Find every line with the word "Random" and give their count, nothing else.
****************
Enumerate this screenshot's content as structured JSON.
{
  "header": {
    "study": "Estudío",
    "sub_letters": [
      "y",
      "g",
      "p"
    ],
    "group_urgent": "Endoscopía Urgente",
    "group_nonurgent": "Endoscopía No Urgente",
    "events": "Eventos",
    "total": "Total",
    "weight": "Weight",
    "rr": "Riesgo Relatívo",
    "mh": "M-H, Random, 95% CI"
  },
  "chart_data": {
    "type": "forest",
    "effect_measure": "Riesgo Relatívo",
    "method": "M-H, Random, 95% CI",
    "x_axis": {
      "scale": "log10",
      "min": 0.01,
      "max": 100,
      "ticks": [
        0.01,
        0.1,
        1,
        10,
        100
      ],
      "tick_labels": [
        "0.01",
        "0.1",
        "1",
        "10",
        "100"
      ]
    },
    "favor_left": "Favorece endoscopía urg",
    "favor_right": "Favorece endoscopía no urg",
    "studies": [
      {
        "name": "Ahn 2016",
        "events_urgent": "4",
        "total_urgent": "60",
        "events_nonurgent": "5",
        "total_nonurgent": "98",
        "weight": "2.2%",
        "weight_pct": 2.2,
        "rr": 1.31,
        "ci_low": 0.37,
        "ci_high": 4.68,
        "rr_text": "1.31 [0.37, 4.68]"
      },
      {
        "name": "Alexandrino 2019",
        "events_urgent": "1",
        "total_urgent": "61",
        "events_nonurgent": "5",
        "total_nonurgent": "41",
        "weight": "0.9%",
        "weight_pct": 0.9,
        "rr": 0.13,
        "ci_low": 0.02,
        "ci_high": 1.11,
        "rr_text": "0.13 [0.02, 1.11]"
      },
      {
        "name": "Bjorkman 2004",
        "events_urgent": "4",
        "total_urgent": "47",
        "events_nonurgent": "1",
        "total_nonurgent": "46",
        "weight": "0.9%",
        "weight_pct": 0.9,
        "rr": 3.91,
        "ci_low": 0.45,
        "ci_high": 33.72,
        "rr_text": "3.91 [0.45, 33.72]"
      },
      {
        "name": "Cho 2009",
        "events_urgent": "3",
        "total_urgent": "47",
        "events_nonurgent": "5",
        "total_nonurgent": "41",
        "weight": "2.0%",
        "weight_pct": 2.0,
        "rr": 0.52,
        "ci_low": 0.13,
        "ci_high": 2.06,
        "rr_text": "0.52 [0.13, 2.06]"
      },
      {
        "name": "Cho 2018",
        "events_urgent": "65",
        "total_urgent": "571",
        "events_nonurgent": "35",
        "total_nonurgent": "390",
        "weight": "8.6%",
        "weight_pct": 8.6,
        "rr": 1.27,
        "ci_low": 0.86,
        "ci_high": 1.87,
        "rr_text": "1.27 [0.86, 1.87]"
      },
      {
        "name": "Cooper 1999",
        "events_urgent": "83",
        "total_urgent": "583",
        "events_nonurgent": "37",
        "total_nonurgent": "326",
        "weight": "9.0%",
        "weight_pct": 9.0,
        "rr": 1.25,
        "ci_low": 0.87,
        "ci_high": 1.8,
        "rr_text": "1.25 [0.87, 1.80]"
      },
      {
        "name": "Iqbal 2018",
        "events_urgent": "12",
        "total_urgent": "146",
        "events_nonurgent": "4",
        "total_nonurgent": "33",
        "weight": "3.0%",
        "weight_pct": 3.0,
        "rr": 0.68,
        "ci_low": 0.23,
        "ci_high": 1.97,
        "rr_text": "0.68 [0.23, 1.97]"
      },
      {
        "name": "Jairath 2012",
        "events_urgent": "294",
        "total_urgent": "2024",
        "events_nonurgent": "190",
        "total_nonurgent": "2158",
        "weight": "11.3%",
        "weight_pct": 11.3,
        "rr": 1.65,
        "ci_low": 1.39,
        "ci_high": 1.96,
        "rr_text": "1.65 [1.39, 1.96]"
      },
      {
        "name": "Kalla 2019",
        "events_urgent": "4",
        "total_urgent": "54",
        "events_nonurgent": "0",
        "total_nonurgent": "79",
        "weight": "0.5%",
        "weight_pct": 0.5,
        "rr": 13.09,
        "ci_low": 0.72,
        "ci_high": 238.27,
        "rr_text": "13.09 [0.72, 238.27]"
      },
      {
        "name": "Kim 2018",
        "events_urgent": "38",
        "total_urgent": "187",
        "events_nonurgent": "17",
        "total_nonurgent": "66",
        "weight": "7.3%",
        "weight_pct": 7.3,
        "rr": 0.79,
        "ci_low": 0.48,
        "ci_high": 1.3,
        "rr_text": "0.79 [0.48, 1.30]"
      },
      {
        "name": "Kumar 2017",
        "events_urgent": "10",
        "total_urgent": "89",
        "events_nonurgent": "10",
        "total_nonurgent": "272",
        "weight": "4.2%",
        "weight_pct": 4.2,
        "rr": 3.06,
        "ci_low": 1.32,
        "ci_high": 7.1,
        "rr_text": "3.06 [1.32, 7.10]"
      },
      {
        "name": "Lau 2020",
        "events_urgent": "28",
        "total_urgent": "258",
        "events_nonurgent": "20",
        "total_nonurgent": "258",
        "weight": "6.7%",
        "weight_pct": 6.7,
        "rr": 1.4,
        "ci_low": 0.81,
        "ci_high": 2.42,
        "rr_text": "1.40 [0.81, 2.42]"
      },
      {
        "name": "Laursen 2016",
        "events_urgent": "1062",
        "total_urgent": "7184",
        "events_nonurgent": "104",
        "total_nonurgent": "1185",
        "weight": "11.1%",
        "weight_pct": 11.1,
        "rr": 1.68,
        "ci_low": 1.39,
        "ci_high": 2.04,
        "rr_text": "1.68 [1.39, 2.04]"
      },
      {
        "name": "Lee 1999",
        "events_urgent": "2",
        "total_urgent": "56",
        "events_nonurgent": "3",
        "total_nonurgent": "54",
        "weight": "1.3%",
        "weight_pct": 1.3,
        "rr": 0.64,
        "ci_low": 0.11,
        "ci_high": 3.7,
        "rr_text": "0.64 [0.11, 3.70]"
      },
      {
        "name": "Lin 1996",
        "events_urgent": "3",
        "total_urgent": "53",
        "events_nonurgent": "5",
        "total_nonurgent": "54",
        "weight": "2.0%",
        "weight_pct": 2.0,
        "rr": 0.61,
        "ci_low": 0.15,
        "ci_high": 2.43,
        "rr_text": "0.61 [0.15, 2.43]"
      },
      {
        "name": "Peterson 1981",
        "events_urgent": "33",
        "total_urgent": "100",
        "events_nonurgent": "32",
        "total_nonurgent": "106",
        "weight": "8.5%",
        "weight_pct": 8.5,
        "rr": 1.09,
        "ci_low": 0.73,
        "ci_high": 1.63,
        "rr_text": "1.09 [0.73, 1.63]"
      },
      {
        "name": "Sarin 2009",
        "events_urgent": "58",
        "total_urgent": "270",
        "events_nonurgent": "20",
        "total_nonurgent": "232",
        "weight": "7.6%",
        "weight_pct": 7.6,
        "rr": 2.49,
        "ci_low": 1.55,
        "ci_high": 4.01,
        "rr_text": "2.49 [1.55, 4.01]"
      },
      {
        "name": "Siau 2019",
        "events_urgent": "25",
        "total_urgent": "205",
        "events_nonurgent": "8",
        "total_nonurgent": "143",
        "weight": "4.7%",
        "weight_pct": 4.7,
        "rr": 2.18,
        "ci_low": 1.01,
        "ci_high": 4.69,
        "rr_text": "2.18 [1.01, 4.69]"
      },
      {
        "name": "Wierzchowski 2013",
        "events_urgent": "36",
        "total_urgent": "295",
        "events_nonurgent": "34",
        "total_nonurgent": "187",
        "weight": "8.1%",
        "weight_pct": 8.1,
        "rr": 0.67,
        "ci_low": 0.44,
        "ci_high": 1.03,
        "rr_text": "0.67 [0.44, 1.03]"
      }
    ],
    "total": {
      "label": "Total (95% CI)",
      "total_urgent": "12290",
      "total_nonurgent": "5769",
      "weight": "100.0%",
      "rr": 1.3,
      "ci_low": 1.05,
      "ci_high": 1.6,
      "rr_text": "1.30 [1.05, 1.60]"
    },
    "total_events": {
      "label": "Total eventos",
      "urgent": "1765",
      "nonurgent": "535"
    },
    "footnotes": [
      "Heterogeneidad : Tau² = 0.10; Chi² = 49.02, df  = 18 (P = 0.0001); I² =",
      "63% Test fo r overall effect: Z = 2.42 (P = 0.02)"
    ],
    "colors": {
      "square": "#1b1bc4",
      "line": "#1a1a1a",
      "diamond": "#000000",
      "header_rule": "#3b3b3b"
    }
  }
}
****************
THE RESPONSE: 2